WRITTEN PROBLEM: Reproduce the listing below character for character; drop every image.

RAW DATA:

● ● ● ● ●

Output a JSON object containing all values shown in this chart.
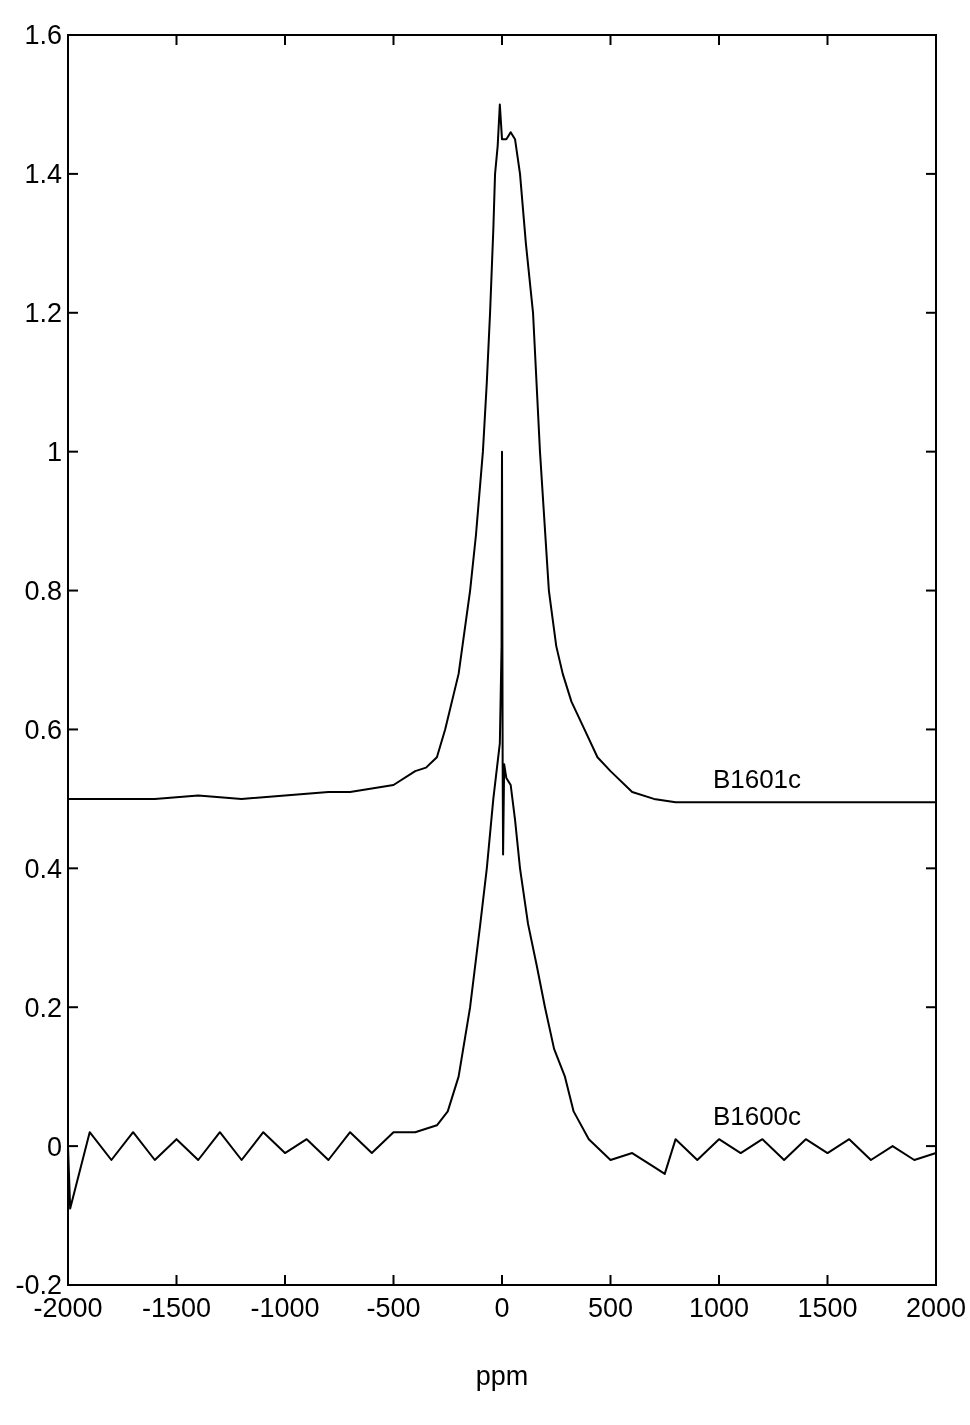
{
  "chart_data": {
    "type": "line",
    "xlabel": "ppm",
    "xlim": [
      -2000,
      2000
    ],
    "xticks": [
      -2000,
      -1500,
      -1000,
      -500,
      0,
      500,
      1000,
      1500,
      2000
    ],
    "ylim": [
      -0.2,
      1.6
    ],
    "yticks": [
      -0.2,
      0,
      0.2,
      0.4,
      0.6,
      0.8,
      1,
      1.2,
      1.4,
      1.6
    ],
    "grid": false,
    "marker": "none",
    "line_style": "solid",
    "series": [
      {
        "name": "B1601c",
        "color": "#000000",
        "x": [
          -2000,
          -1800,
          -1600,
          -1400,
          -1200,
          -1000,
          -800,
          -700,
          -600,
          -500,
          -400,
          -350,
          -300,
          -262,
          -200,
          -147,
          -120,
          -88,
          -70,
          -55,
          -40,
          -32,
          -20,
          -10,
          0,
          20,
          40,
          60,
          83,
          110,
          143,
          175,
          216,
          250,
          280,
          320,
          380,
          440,
          500,
          600,
          700,
          800,
          1000,
          1200,
          1400,
          1600,
          1800,
          2000
        ],
        "values": [
          0.5,
          0.5,
          0.5,
          0.505,
          0.5,
          0.505,
          0.51,
          0.51,
          0.515,
          0.52,
          0.54,
          0.545,
          0.56,
          0.6,
          0.68,
          0.8,
          0.88,
          1.0,
          1.1,
          1.2,
          1.32,
          1.4,
          1.44,
          1.5,
          1.45,
          1.45,
          1.46,
          1.45,
          1.4,
          1.3,
          1.2,
          1.0,
          0.8,
          0.72,
          0.68,
          0.64,
          0.6,
          0.56,
          0.54,
          0.51,
          0.5,
          0.495,
          0.495,
          0.495,
          0.495,
          0.495,
          0.495,
          0.495
        ]
      },
      {
        "name": "B1600c",
        "color": "#000000",
        "x": [
          -2000,
          -1990,
          -1900,
          -1800,
          -1700,
          -1600,
          -1500,
          -1400,
          -1300,
          -1200,
          -1100,
          -1000,
          -900,
          -800,
          -700,
          -600,
          -500,
          -400,
          -300,
          -250,
          -200,
          -147,
          -100,
          -70,
          -40,
          -10,
          -2,
          0,
          3,
          5,
          10,
          20,
          40,
          60,
          83,
          120,
          160,
          198,
          240,
          290,
          330,
          400,
          500,
          600,
          700,
          750,
          800,
          900,
          1000,
          1100,
          1200,
          1300,
          1400,
          1500,
          1600,
          1700,
          1800,
          1900,
          2000
        ],
        "values": [
          0,
          -0.09,
          0.02,
          -0.02,
          0.02,
          -0.02,
          0.01,
          -0.02,
          0.02,
          -0.02,
          0.02,
          -0.01,
          0.01,
          -0.02,
          0.02,
          -0.01,
          0.02,
          0.02,
          0.03,
          0.05,
          0.1,
          0.2,
          0.32,
          0.4,
          0.5,
          0.58,
          0.72,
          1.0,
          0.55,
          0.42,
          0.55,
          0.53,
          0.52,
          0.47,
          0.4,
          0.32,
          0.26,
          0.2,
          0.14,
          0.1,
          0.05,
          0.01,
          -0.02,
          -0.01,
          -0.03,
          -0.04,
          0.01,
          -0.02,
          0.01,
          -0.01,
          0.01,
          -0.02,
          0.01,
          -0.01,
          0.01,
          -0.02,
          0.0,
          -0.02,
          -0.01
        ]
      }
    ]
  }
}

● ● ● ● ●

WORKED ANSWER:
Output a JSON object containing all values shown in this chart.
{
  "chart_data": {
    "type": "line",
    "xlabel": "ppm",
    "xlim": [
      -2000,
      2000
    ],
    "xticks": [
      -2000,
      -1500,
      -1000,
      -500,
      0,
      500,
      1000,
      1500,
      2000
    ],
    "ylim": [
      -0.2,
      1.6
    ],
    "yticks": [
      -0.2,
      0,
      0.2,
      0.4,
      0.6,
      0.8,
      1,
      1.2,
      1.4,
      1.6
    ],
    "grid": false,
    "marker": "none",
    "line_style": "solid",
    "series": [
      {
        "name": "B1601c",
        "color": "#000000",
        "x": [
          -2000,
          -1800,
          -1600,
          -1400,
          -1200,
          -1000,
          -800,
          -700,
          -600,
          -500,
          -400,
          -350,
          -300,
          -262,
          -200,
          -147,
          -120,
          -88,
          -70,
          -55,
          -40,
          -32,
          -20,
          -10,
          0,
          20,
          40,
          60,
          83,
          110,
          143,
          175,
          216,
          250,
          280,
          320,
          380,
          440,
          500,
          600,
          700,
          800,
          1000,
          1200,
          1400,
          1600,
          1800,
          2000
        ],
        "values": [
          0.5,
          0.5,
          0.5,
          0.505,
          0.5,
          0.505,
          0.51,
          0.51,
          0.515,
          0.52,
          0.54,
          0.545,
          0.56,
          0.6,
          0.68,
          0.8,
          0.88,
          1.0,
          1.1,
          1.2,
          1.32,
          1.4,
          1.44,
          1.5,
          1.45,
          1.45,
          1.46,
          1.45,
          1.4,
          1.3,
          1.2,
          1.0,
          0.8,
          0.72,
          0.68,
          0.64,
          0.6,
          0.56,
          0.54,
          0.51,
          0.5,
          0.495,
          0.495,
          0.495,
          0.495,
          0.495,
          0.495,
          0.495
        ]
      },
      {
        "name": "B1600c",
        "color": "#000000",
        "x": [
          -2000,
          -1990,
          -1900,
          -1800,
          -1700,
          -1600,
          -1500,
          -1400,
          -1300,
          -1200,
          -1100,
          -1000,
          -900,
          -800,
          -700,
          -600,
          -500,
          -400,
          -300,
          -250,
          -200,
          -147,
          -100,
          -70,
          -40,
          -10,
          -2,
          0,
          3,
          5,
          10,
          20,
          40,
          60,
          83,
          120,
          160,
          198,
          240,
          290,
          330,
          400,
          500,
          600,
          700,
          750,
          800,
          900,
          1000,
          1100,
          1200,
          1300,
          1400,
          1500,
          1600,
          1700,
          1800,
          1900,
          2000
        ],
        "values": [
          0,
          -0.09,
          0.02,
          -0.02,
          0.02,
          -0.02,
          0.01,
          -0.02,
          0.02,
          -0.02,
          0.02,
          -0.01,
          0.01,
          -0.02,
          0.02,
          -0.01,
          0.02,
          0.02,
          0.03,
          0.05,
          0.1,
          0.2,
          0.32,
          0.4,
          0.5,
          0.58,
          0.72,
          1.0,
          0.55,
          0.42,
          0.55,
          0.53,
          0.52,
          0.47,
          0.4,
          0.32,
          0.26,
          0.2,
          0.14,
          0.1,
          0.05,
          0.01,
          -0.02,
          -0.01,
          -0.03,
          -0.04,
          0.01,
          -0.02,
          0.01,
          -0.01,
          0.01,
          -0.02,
          0.01,
          -0.01,
          0.01,
          -0.02,
          0.0,
          -0.02,
          -0.01
        ]
      }
    ]
  }
}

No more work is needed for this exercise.